# PROBLEM DETAILS
Return the listing below in full, with every line exactly as it is.

--- BEGIN RECORDS FOR THIS TASK ---

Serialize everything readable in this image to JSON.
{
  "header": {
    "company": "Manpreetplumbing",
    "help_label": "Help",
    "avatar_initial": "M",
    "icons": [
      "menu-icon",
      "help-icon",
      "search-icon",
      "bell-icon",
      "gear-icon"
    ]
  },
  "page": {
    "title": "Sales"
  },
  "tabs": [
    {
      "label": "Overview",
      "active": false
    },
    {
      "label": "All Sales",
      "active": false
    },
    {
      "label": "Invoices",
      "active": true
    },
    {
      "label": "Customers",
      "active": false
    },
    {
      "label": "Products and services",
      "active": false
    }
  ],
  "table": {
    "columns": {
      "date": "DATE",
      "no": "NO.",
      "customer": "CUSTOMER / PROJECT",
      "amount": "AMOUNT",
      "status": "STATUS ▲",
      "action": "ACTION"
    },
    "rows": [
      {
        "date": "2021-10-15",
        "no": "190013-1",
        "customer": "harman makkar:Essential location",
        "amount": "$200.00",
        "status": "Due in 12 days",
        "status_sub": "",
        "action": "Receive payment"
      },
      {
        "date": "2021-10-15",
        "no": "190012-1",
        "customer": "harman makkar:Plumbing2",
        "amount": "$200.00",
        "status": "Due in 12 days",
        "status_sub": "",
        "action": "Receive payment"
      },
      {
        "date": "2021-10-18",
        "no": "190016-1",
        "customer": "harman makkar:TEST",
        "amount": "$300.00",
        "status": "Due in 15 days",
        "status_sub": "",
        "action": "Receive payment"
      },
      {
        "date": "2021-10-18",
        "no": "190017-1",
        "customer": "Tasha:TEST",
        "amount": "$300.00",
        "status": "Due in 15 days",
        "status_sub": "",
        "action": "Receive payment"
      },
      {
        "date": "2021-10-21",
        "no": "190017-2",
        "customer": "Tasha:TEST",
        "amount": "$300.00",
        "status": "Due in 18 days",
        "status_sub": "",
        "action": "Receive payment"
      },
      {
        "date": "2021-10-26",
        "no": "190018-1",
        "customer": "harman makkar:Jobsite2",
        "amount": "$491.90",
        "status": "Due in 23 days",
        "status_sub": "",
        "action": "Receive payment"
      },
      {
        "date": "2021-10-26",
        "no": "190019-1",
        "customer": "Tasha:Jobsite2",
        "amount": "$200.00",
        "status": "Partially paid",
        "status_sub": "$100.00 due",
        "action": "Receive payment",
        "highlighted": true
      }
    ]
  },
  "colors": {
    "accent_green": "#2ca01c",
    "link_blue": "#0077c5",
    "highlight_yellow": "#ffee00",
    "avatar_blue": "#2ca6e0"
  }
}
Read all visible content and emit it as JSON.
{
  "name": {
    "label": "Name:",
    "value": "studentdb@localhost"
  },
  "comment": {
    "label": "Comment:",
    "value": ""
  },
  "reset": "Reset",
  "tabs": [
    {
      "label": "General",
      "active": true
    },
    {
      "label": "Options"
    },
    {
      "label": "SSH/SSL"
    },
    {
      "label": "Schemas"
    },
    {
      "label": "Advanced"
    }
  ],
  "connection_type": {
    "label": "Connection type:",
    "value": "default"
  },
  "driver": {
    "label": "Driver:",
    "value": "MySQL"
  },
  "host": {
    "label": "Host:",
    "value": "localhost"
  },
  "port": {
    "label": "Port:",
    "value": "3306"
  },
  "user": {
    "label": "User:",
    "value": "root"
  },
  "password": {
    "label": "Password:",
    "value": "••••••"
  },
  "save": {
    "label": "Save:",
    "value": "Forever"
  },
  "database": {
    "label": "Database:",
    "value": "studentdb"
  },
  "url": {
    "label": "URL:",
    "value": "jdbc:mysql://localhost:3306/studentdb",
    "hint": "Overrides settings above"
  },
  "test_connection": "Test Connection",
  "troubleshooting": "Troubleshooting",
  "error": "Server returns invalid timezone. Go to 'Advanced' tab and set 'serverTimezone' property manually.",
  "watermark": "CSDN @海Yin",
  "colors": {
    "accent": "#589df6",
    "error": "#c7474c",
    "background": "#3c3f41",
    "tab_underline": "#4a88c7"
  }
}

--- END RECORDS FOR THIS TASK ---

# WRITTEN RESPONSE
Serialize everything readable in this image to JSON.
{
  "header": {
    "company": "Manpreetplumbing",
    "help_label": "Help",
    "avatar_initial": "M",
    "icons": [
      "menu-icon",
      "help-icon",
      "search-icon",
      "bell-icon",
      "gear-icon"
    ]
  },
  "page": {
    "title": "Sales"
  },
  "tabs": [
    {
      "label": "Overview",
      "active": false
    },
    {
      "label": "All Sales",
      "active": false
    },
    {
      "label": "Invoices",
      "active": true
    },
    {
      "label": "Customers",
      "active": false
    },
    {
      "label": "Products and services",
      "active": false
    }
  ],
  "table": {
    "columns": {
      "date": "DATE",
      "no": "NO.",
      "customer": "CUSTOMER / PROJECT",
      "amount": "AMOUNT",
      "status": "STATUS ▲",
      "action": "ACTION"
    },
    "rows": [
      {
        "date": "2021-10-15",
        "no": "190013-1",
        "customer": "harman makkar:Essential location",
        "amount": "$200.00",
        "status": "Due in 12 days",
        "status_sub": "",
        "action": "Receive payment"
      },
      {
        "date": "2021-10-15",
        "no": "190012-1",
        "customer": "harman makkar:Plumbing2",
        "amount": "$200.00",
        "status": "Due in 12 days",
        "status_sub": "",
        "action": "Receive payment"
      },
      {
        "date": "2021-10-18",
        "no": "190016-1",
        "customer": "harman makkar:TEST",
        "amount": "$300.00",
        "status": "Due in 15 days",
        "status_sub": "",
        "action": "Receive payment"
      },
      {
        "date": "2021-10-18",
        "no": "190017-1",
        "customer": "Tasha:TEST",
        "amount": "$300.00",
        "status": "Due in 15 days",
        "status_sub": "",
        "action": "Receive payment"
      },
      {
        "date": "2021-10-21",
        "no": "190017-2",
        "customer": "Tasha:TEST",
        "amount": "$300.00",
        "status": "Due in 18 days",
        "status_sub": "",
        "action": "Receive payment"
      },
      {
        "date": "2021-10-26",
        "no": "190018-1",
        "customer": "harman makkar:Jobsite2",
        "amount": "$491.90",
        "status": "Due in 23 days",
        "status_sub": "",
        "action": "Receive payment"
      },
      {
        "date": "2021-10-26",
        "no": "190019-1",
        "customer": "Tasha:Jobsite2",
        "amount": "$200.00",
        "status": "Partially paid",
        "status_sub": "$100.00 due",
        "action": "Receive payment",
        "highlighted": true
      }
    ]
  },
  "colors": {
    "accent_green": "#2ca01c",
    "link_blue": "#0077c5",
    "highlight_yellow": "#ffee00",
    "avatar_blue": "#2ca6e0"
  }
}
Read all visible content and emit it as JSON.
{
  "name": {
    "label": "Name:",
    "value": "studentdb@localhost"
  },
  "comment": {
    "label": "Comment:",
    "value": ""
  },
  "reset": "Reset",
  "tabs": [
    {
      "label": "General",
      "active": true
    },
    {
      "label": "Options"
    },
    {
      "label": "SSH/SSL"
    },
    {
      "label": "Schemas"
    },
    {
      "label": "Advanced"
    }
  ],
  "connection_type": {
    "label": "Connection type:",
    "value": "default"
  },
  "driver": {
    "label": "Driver:",
    "value": "MySQL"
  },
  "host": {
    "label": "Host:",
    "value": "localhost"
  },
  "port": {
    "label": "Port:",
    "value": "3306"
  },
  "user": {
    "label": "User:",
    "value": "root"
  },
  "password": {
    "label": "Password:",
    "value": "••••••"
  },
  "save": {
    "label": "Save:",
    "value": "Forever"
  },
  "database": {
    "label": "Database:",
    "value": "studentdb"
  },
  "url": {
    "label": "URL:",
    "value": "jdbc:mysql://localhost:3306/studentdb",
    "hint": "Overrides settings above"
  },
  "test_connection": "Test Connection",
  "troubleshooting": "Troubleshooting",
  "error": "Server returns invalid timezone. Go to 'Advanced' tab and set 'serverTimezone' property manually.",
  "watermark": "CSDN @海Yin",
  "colors": {
    "accent": "#589df6",
    "error": "#c7474c",
    "background": "#3c3f41",
    "tab_underline": "#4a88c7"
  }
}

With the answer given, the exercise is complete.